[Collection entries]
═══
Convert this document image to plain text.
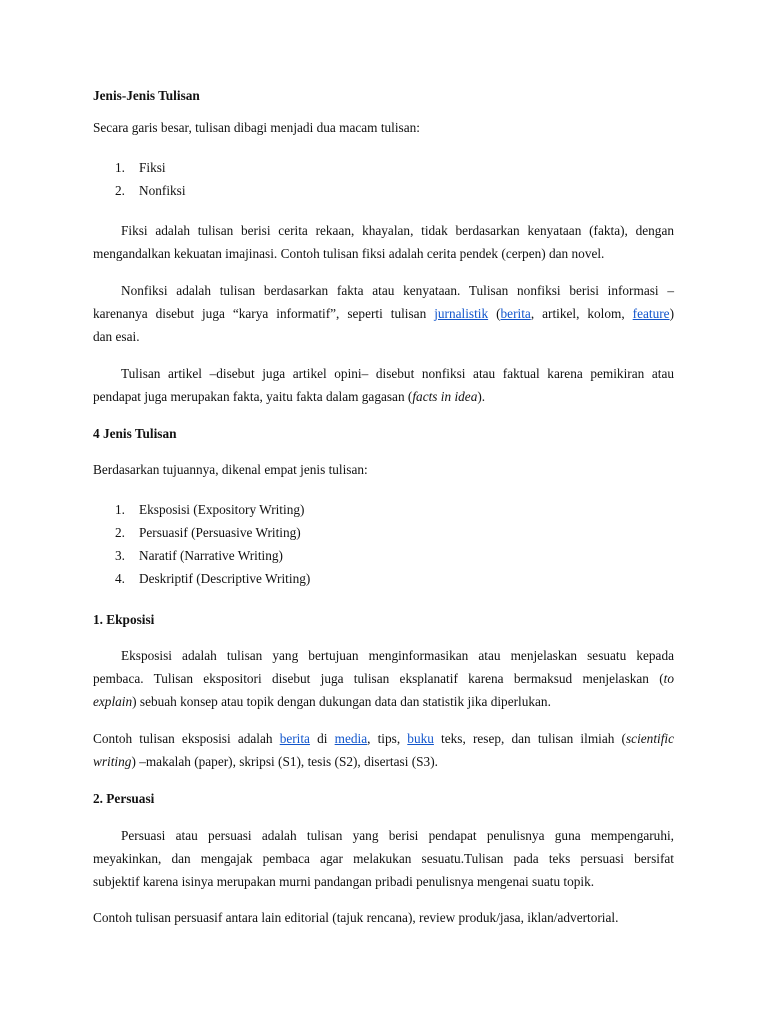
Jenis-Jenis Tulisan
Secara garis besar, tulisan dibagi menjadi dua macam tulisan:
1. Fiksi
2. Nonfiksi
Fiksi adalah tulisan berisi cerita rekaan, khayalan, tidak berdasarkan kenyataan (fakta), dengan
mengandalkan kekuatan imajinasi. Contoh tulisan fiksi adalah cerita pendek (cerpen) dan novel.
Nonfiksi adalah tulisan berdasarkan fakta atau kenyataan. Tulisan nonfiksi berisi informasi –
karenanya disebut juga “karya informatif”, seperti tulisan jurnalistik (berita, artikel, kolom, feature)
dan esai.
Tulisan artikel –disebut juga artikel opini– disebut nonfiksi atau faktual karena pemikiran atau
pendapat juga merupakan fakta, yaitu fakta dalam gagasan (facts in idea).
4 Jenis Tulisan
Berdasarkan tujuannya, dikenal empat jenis tulisan:
1. Eksposisi (Expository Writing)
2. Persuasif (Persuasive Writing)
3. Naratif (Narrative Writing)
4. Deskriptif (Descriptive Writing)
1. Ekposisi
Eksposisi adalah tulisan yang bertujuan menginformasikan atau menjelaskan sesuatu kepada
pembaca. Tulisan ekspositori disebut juga tulisan eksplanatif karena bermaksud menjelaskan (to
explain) sebuah konsep atau topik dengan dukungan data dan statistik jika diperlukan.
Contoh tulisan eksposisi adalah berita di media, tips, buku teks, resep, dan tulisan ilmiah (scientific
writing) –makalah (paper), skripsi (S1), tesis (S2), disertasi (S3).
2. Persuasi
Persuasi atau persuasi adalah tulisan yang berisi pendapat penulisnya guna mempengaruhi,
meyakinkan, dan mengajak pembaca agar melakukan sesuatu.Tulisan pada teks persuasi bersifat
subjektif karena isinya merupakan murni pandangan pribadi penulisnya mengenai suatu topik.
Contoh tulisan persuasif antara lain editorial (tajuk rencana), review produk/jasa, iklan/advertorial.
═══
■ Written task ■
Only lines with the word "kenyataan" are wanted, so copy each one from the records.

■ Output for this exercise ■
Fiksi adalah tulisan berisi cerita rekaan, khayalan, tidak berdasarkan kenyataan (fakta), dengan
Nonfiksi adalah tulisan berdasarkan fakta atau kenyataan. Tulisan nonfiksi berisi informasi –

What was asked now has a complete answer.